(TASK TO CARRY OUT):
Reproduce exactly the final portion of the data: every line from the one containing "Parse this screenshot: output" through the last line, inclusive.

(RECORDS FOR PROCESSING):

══════

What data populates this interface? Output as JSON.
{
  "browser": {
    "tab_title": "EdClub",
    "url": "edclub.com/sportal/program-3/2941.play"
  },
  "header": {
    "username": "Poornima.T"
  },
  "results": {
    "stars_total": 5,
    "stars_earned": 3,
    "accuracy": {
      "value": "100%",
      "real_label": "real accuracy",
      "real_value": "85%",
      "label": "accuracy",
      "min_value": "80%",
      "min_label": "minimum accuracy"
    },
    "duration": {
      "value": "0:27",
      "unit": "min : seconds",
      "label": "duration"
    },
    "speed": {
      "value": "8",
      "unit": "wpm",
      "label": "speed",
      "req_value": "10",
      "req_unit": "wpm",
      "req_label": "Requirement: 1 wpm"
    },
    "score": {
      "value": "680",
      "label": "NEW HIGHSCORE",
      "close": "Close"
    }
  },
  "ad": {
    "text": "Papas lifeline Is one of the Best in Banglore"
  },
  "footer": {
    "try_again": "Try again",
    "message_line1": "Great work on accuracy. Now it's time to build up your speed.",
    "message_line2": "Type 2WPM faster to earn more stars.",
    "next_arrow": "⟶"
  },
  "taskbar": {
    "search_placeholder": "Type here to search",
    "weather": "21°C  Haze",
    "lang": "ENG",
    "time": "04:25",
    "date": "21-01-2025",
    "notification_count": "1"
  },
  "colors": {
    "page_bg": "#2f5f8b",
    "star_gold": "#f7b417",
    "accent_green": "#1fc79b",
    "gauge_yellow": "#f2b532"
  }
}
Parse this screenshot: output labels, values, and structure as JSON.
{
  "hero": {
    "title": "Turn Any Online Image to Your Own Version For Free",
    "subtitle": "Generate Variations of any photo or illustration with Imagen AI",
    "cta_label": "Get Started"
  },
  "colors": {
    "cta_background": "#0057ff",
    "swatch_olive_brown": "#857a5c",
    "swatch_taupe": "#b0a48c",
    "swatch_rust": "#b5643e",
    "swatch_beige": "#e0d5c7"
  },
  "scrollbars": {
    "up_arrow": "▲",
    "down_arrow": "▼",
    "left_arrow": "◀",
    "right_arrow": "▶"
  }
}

══════

(ANSWER TO THIS PROBLEM):
Parse this screenshot: output labels, values, and structure as JSON.
{
  "hero": {
    "title": "Turn Any Online Image to Your Own Version For Free",
    "subtitle": "Generate Variations of any photo or illustration with Imagen AI",
    "cta_label": "Get Started"
  },
  "colors": {
    "cta_background": "#0057ff",
    "swatch_olive_brown": "#857a5c",
    "swatch_taupe": "#b0a48c",
    "swatch_rust": "#b5643e",
    "swatch_beige": "#e0d5c7"
  },
  "scrollbars": {
    "up_arrow": "▲",
    "down_arrow": "▼",
    "left_arrow": "◀",
    "right_arrow": "▶"
  }
}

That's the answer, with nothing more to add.